GIVEN TASK:
Of the lines in the listing below, how many hold "entirely"? Answer with the number only.

MATERIAL PROVIDED:
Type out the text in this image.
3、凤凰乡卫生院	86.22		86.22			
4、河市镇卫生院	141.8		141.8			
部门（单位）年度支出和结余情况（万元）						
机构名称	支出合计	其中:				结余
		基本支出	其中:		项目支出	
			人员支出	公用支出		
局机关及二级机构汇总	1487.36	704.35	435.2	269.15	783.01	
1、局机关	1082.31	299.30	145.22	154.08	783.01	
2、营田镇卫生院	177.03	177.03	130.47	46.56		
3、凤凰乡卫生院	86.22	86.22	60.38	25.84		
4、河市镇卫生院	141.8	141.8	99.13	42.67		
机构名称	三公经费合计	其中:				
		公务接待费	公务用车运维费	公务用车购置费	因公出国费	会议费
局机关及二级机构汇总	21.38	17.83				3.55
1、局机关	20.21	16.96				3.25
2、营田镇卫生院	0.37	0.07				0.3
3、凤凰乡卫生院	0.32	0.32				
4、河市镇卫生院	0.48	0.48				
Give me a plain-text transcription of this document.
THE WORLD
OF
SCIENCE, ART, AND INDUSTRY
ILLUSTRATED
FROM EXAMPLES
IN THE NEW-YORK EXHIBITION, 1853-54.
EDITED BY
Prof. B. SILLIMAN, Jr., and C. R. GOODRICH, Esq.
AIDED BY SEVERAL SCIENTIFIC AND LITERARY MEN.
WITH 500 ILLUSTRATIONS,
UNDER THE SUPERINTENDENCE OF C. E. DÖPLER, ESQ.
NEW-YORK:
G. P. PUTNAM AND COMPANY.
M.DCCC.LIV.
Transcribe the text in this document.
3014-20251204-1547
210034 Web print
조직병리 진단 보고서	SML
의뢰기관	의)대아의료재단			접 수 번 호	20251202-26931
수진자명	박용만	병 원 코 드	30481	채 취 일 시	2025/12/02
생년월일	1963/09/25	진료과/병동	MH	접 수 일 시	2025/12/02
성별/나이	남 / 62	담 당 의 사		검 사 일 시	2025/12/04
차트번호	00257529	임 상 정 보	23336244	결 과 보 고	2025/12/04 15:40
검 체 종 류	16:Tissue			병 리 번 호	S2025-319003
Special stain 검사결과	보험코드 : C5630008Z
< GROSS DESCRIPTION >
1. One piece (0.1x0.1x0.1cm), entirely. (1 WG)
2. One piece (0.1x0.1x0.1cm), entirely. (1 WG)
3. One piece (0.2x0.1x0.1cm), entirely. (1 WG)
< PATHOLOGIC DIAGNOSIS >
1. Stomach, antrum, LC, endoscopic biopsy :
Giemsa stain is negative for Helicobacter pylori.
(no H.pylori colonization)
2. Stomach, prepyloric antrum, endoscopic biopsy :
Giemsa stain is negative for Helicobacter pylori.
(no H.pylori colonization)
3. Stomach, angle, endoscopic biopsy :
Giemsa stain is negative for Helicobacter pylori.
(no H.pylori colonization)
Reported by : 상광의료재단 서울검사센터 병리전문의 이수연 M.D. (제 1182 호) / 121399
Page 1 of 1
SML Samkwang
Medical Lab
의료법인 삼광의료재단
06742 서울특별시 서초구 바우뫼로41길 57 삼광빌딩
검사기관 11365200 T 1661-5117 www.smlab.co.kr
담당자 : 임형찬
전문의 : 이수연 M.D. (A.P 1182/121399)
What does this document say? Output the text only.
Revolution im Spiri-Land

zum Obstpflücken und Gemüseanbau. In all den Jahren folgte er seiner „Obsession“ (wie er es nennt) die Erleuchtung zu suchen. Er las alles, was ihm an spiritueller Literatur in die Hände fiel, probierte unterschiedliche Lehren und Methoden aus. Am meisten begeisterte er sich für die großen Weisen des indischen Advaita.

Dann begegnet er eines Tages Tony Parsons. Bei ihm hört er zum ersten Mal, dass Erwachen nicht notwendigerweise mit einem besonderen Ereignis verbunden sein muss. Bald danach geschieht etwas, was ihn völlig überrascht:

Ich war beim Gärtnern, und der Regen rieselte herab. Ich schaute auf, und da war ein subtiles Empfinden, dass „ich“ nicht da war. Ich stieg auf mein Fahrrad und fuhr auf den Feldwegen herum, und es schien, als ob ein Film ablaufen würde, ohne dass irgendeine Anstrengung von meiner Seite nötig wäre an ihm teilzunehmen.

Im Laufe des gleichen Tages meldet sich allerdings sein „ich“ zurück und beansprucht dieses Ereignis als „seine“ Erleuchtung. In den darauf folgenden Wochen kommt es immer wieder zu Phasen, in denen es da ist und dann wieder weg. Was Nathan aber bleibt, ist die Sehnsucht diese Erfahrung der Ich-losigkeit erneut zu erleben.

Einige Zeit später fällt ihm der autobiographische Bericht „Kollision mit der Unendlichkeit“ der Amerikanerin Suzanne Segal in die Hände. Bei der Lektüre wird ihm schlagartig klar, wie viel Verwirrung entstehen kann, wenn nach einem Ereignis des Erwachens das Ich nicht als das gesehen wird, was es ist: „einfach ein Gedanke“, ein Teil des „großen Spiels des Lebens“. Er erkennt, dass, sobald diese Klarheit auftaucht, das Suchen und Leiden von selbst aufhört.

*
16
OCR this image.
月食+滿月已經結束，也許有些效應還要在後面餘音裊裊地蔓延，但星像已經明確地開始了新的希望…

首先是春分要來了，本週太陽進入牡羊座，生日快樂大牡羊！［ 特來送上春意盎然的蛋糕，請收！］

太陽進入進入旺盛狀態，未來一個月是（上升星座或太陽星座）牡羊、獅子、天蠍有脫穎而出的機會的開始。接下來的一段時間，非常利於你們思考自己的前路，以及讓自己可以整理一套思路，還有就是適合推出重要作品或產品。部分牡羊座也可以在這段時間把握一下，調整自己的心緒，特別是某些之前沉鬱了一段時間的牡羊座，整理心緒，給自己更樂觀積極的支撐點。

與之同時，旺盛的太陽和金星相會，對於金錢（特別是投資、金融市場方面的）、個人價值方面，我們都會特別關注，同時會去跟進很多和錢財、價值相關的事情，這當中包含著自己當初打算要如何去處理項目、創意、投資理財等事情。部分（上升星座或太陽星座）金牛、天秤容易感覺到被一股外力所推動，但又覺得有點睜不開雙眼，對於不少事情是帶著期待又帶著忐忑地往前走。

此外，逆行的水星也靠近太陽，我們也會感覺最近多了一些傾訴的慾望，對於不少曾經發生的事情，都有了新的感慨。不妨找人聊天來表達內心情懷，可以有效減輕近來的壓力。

TASK RESPONSE:
3